■ **What the exercise asks**
Wherever "title" appears in a line, list that line.

■ **Material for this task**
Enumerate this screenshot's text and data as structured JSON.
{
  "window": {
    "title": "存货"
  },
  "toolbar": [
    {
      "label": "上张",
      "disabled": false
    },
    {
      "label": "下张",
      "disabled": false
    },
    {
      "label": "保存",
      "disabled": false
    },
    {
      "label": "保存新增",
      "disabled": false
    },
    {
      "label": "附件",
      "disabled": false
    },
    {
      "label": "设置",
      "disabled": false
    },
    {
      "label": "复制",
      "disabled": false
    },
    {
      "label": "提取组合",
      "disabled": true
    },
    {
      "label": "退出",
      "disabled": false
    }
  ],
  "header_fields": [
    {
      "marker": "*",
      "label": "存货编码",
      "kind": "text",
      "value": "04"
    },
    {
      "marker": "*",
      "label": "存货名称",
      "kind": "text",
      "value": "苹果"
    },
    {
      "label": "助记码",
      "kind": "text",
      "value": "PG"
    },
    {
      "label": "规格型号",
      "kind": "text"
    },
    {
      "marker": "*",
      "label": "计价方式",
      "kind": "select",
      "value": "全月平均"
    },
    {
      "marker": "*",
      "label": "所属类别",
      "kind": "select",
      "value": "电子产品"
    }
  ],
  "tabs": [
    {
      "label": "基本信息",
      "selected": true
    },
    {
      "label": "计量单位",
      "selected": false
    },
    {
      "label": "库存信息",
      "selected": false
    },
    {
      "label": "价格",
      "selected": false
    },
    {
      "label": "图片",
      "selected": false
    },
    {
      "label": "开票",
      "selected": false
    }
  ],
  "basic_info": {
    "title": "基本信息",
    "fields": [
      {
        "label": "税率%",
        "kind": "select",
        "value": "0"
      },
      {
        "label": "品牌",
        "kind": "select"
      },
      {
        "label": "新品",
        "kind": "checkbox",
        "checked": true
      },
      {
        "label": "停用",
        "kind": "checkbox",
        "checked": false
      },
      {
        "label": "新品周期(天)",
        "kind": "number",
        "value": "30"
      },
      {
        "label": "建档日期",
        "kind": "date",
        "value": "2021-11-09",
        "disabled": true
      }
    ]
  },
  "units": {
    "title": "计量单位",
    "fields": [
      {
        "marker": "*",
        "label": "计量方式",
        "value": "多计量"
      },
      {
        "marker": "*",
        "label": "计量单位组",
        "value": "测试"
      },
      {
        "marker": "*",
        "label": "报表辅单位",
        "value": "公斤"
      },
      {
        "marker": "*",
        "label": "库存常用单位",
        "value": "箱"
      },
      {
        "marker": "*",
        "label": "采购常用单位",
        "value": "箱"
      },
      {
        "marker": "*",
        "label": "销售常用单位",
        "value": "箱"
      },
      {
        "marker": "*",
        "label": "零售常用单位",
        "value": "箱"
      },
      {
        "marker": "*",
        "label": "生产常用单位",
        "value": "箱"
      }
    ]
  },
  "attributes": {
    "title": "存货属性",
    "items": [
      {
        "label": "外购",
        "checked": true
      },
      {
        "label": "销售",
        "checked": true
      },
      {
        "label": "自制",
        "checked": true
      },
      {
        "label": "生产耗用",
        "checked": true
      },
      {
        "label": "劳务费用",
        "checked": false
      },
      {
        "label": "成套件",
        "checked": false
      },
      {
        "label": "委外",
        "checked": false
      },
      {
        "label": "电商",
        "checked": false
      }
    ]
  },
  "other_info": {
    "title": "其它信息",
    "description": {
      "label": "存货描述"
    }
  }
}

■ **Answer to the problem**
    "title": "存货"
    "title": "基本信息",
    "title": "计量单位",
    "title": "存货属性",
    "title": "其它信息",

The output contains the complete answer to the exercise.